— begin Data to process —

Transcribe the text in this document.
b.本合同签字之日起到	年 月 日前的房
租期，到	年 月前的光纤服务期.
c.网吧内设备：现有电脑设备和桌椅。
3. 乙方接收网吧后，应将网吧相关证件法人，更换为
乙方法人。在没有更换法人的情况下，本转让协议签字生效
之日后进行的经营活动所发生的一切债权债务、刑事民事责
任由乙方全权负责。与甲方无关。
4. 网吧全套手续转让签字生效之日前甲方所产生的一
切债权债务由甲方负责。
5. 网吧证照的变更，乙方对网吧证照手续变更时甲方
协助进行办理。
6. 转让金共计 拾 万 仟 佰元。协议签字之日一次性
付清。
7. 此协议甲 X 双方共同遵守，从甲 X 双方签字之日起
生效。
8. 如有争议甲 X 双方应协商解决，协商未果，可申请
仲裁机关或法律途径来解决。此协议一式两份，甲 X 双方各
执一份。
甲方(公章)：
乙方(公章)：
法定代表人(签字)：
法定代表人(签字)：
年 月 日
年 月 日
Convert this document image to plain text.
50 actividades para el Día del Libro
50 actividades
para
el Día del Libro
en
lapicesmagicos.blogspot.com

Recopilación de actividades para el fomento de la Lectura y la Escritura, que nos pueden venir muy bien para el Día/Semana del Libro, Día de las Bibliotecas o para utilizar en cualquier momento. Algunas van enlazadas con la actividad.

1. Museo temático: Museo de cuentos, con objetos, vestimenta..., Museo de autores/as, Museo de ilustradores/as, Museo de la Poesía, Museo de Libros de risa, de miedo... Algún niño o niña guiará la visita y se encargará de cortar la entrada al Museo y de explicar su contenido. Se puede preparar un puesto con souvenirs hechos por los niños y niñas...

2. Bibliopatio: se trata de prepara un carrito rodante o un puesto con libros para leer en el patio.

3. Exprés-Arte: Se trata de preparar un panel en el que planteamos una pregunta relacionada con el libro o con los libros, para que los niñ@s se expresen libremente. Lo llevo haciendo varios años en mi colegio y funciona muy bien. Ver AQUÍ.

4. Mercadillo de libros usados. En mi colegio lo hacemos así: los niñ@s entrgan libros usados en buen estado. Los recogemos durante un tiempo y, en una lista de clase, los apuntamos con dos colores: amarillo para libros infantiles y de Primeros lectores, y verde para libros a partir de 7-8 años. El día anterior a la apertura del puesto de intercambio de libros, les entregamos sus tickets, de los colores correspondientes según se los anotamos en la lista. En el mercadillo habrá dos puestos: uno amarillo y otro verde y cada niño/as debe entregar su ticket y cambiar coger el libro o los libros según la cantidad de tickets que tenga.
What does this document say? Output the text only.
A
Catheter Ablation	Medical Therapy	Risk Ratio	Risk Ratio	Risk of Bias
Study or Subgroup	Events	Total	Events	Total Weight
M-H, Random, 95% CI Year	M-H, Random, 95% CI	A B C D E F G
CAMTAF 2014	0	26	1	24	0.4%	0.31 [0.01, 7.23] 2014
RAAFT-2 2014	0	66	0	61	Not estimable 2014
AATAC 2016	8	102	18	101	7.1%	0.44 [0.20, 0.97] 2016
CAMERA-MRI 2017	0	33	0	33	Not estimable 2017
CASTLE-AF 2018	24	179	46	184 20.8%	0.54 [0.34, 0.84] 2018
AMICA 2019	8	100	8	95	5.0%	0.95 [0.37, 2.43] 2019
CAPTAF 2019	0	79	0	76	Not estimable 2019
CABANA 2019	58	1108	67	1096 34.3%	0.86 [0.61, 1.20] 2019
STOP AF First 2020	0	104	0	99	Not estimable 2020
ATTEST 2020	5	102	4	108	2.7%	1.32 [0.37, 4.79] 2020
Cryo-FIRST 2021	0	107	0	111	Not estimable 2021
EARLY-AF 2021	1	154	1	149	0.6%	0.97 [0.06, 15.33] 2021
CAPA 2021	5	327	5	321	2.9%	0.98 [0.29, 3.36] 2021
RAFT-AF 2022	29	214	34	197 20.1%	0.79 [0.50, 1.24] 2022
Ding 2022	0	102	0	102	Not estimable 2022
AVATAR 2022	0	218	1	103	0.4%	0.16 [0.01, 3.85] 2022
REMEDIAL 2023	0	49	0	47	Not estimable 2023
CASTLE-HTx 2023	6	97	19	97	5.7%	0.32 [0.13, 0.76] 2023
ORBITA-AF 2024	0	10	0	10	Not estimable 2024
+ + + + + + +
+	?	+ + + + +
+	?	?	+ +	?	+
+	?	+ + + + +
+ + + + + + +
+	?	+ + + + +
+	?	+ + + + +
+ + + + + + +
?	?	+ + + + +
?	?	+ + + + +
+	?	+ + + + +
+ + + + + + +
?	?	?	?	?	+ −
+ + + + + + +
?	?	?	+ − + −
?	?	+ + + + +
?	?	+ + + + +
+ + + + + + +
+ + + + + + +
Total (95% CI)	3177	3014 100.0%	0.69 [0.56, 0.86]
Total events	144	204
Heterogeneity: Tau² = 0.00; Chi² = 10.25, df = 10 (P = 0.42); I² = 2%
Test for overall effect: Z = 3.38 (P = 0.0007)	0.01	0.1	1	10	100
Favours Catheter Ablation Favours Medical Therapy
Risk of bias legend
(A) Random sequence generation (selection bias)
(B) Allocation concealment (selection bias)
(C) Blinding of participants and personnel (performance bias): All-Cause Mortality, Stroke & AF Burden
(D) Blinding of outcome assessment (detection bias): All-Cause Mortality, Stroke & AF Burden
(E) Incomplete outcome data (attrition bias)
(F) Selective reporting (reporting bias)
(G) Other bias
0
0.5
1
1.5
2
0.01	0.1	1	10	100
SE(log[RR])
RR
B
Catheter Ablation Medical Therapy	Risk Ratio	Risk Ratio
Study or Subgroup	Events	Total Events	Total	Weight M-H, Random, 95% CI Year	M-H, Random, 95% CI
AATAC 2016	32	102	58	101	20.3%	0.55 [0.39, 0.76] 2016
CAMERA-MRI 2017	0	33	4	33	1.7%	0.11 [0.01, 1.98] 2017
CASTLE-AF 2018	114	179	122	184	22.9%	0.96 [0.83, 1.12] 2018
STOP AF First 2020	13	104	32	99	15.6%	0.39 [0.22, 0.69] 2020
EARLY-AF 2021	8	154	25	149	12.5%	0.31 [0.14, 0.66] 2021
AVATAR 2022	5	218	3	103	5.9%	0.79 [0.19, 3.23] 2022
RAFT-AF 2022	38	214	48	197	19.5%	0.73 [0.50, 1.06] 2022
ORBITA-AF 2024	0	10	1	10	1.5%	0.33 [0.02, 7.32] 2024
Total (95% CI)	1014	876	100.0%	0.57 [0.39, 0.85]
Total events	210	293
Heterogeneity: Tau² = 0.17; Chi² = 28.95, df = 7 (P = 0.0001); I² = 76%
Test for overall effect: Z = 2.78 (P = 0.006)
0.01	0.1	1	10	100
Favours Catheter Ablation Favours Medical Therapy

— end Data to process —

**Work required:** Reproduce every line above without error.

**The result:**
Transcribe the text in this document.
b.本合同签字之日起到	年 月 日前的房
租期，到	年 月前的光纤服务期.
c.网吧内设备：现有电脑设备和桌椅。
3. 乙方接收网吧后，应将网吧相关证件法人，更换为
乙方法人。在没有更换法人的情况下，本转让协议签字生效
之日后进行的经营活动所发生的一切债权债务、刑事民事责
任由乙方全权负责。与甲方无关。
4. 网吧全套手续转让签字生效之日前甲方所产生的一
切债权债务由甲方负责。
5. 网吧证照的变更，乙方对网吧证照手续变更时甲方
协助进行办理。
6. 转让金共计 拾 万 仟 佰元。协议签字之日一次性
付清。
7. 此协议甲 X 双方共同遵守，从甲 X 双方签字之日起
生效。
8. 如有争议甲 X 双方应协商解决，协商未果，可申请
仲裁机关或法律途径来解决。此协议一式两份，甲 X 双方各
执一份。
甲方(公章)：
乙方(公章)：
法定代表人(签字)：
法定代表人(签字)：
年 月 日
年 月 日
Convert this document image to plain text.
50 actividades para el Día del Libro
50 actividades
para
el Día del Libro
en
lapicesmagicos.blogspot.com

Recopilación de actividades para el fomento de la Lectura y la Escritura, que nos pueden venir muy bien para el Día/Semana del Libro, Día de las Bibliotecas o para utilizar en cualquier momento. Algunas van enlazadas con la actividad.

1. Museo temático: Museo de cuentos, con objetos, vestimenta..., Museo de autores/as, Museo de ilustradores/as, Museo de la Poesía, Museo de Libros de risa, de miedo... Algún niño o niña guiará la visita y se encargará de cortar la entrada al Museo y de explicar su contenido. Se puede preparar un puesto con souvenirs hechos por los niños y niñas...

2. Bibliopatio: se trata de prepara un carrito rodante o un puesto con libros para leer en el patio.

3. Exprés-Arte: Se trata de preparar un panel en el que planteamos una pregunta relacionada con el libro o con los libros, para que los niñ@s se expresen libremente. Lo llevo haciendo varios años en mi colegio y funciona muy bien. Ver AQUÍ.

4. Mercadillo de libros usados. En mi colegio lo hacemos así: los niñ@s entrgan libros usados en buen estado. Los recogemos durante un tiempo y, en una lista de clase, los apuntamos con dos colores: amarillo para libros infantiles y de Primeros lectores, y verde para libros a partir de 7-8 años. El día anterior a la apertura del puesto de intercambio de libros, les entregamos sus tickets, de los colores correspondientes según se los anotamos en la lista. En el mercadillo habrá dos puestos: uno amarillo y otro verde y cada niño/as debe entregar su ticket y cambiar coger el libro o los libros según la cantidad de tickets que tenga.
What does this document say? Output the text only.
A
Catheter Ablation	Medical Therapy	Risk Ratio	Risk Ratio	Risk of Bias
Study or Subgroup	Events	Total	Events	Total Weight
M-H, Random, 95% CI Year	M-H, Random, 95% CI	A B C D E F G
CAMTAF 2014	0	26	1	24	0.4%	0.31 [0.01, 7.23] 2014
RAAFT-2 2014	0	66	0	61	Not estimable 2014
AATAC 2016	8	102	18	101	7.1%	0.44 [0.20, 0.97] 2016
CAMERA-MRI 2017	0	33	0	33	Not estimable 2017
CASTLE-AF 2018	24	179	46	184 20.8%	0.54 [0.34, 0.84] 2018
AMICA 2019	8	100	8	95	5.0%	0.95 [0.37, 2.43] 2019
CAPTAF 2019	0	79	0	76	Not estimable 2019
CABANA 2019	58	1108	67	1096 34.3%	0.86 [0.61, 1.20] 2019
STOP AF First 2020	0	104	0	99	Not estimable 2020
ATTEST 2020	5	102	4	108	2.7%	1.32 [0.37, 4.79] 2020
Cryo-FIRST 2021	0	107	0	111	Not estimable 2021
EARLY-AF 2021	1	154	1	149	0.6%	0.97 [0.06, 15.33] 2021
CAPA 2021	5	327	5	321	2.9%	0.98 [0.29, 3.36] 2021
RAFT-AF 2022	29	214	34	197 20.1%	0.79 [0.50, 1.24] 2022
Ding 2022	0	102	0	102	Not estimable 2022
AVATAR 2022	0	218	1	103	0.4%	0.16 [0.01, 3.85] 2022
REMEDIAL 2023	0	49	0	47	Not estimable 2023
CASTLE-HTx 2023	6	97	19	97	5.7%	0.32 [0.13, 0.76] 2023
ORBITA-AF 2024	0	10	0	10	Not estimable 2024
+ + + + + + +
+	?	+ + + + +
+	?	?	+ +	?	+
+	?	+ + + + +
+ + + + + + +
+	?	+ + + + +
+	?	+ + + + +
+ + + + + + +
?	?	+ + + + +
?	?	+ + + + +
+	?	+ + + + +
+ + + + + + +
?	?	?	?	?	+ −
+ + + + + + +
?	?	?	+ − + −
?	?	+ + + + +
?	?	+ + + + +
+ + + + + + +
+ + + + + + +
Total (95% CI)	3177	3014 100.0%	0.69 [0.56, 0.86]
Total events	144	204
Heterogeneity: Tau² = 0.00; Chi² = 10.25, df = 10 (P = 0.42); I² = 2%
Test for overall effect: Z = 3.38 (P = 0.0007)	0.01	0.1	1	10	100
Favours Catheter Ablation Favours Medical Therapy
Risk of bias legend
(A) Random sequence generation (selection bias)
(B) Allocation concealment (selection bias)
(C) Blinding of participants and personnel (performance bias): All-Cause Mortality, Stroke & AF Burden
(D) Blinding of outcome assessment (detection bias): All-Cause Mortality, Stroke & AF Burden
(E) Incomplete outcome data (attrition bias)
(F) Selective reporting (reporting bias)
(G) Other bias
0
0.5
1
1.5
2
0.01	0.1	1	10	100
SE(log[RR])
RR
B
Catheter Ablation Medical Therapy	Risk Ratio	Risk Ratio
Study or Subgroup	Events	Total Events	Total	Weight M-H, Random, 95% CI Year	M-H, Random, 95% CI
AATAC 2016	32	102	58	101	20.3%	0.55 [0.39, 0.76] 2016
CAMERA-MRI 2017	0	33	4	33	1.7%	0.11 [0.01, 1.98] 2017
CASTLE-AF 2018	114	179	122	184	22.9%	0.96 [0.83, 1.12] 2018
STOP AF First 2020	13	104	32	99	15.6%	0.39 [0.22, 0.69] 2020
EARLY-AF 2021	8	154	25	149	12.5%	0.31 [0.14, 0.66] 2021
AVATAR 2022	5	218	3	103	5.9%	0.79 [0.19, 3.23] 2022
RAFT-AF 2022	38	214	48	197	19.5%	0.73 [0.50, 1.06] 2022
ORBITA-AF 2024	0	10	1	10	1.5%	0.33 [0.02, 7.32] 2024
Total (95% CI)	1014	876	100.0%	0.57 [0.39, 0.85]
Total events	210	293
Heterogeneity: Tau² = 0.17; Chi² = 28.95, df = 7 (P = 0.0001); I² = 76%
Test for overall effect: Z = 2.78 (P = 0.006)
0.01	0.1	1	10	100
Favours Catheter Ablation Favours Medical Therapy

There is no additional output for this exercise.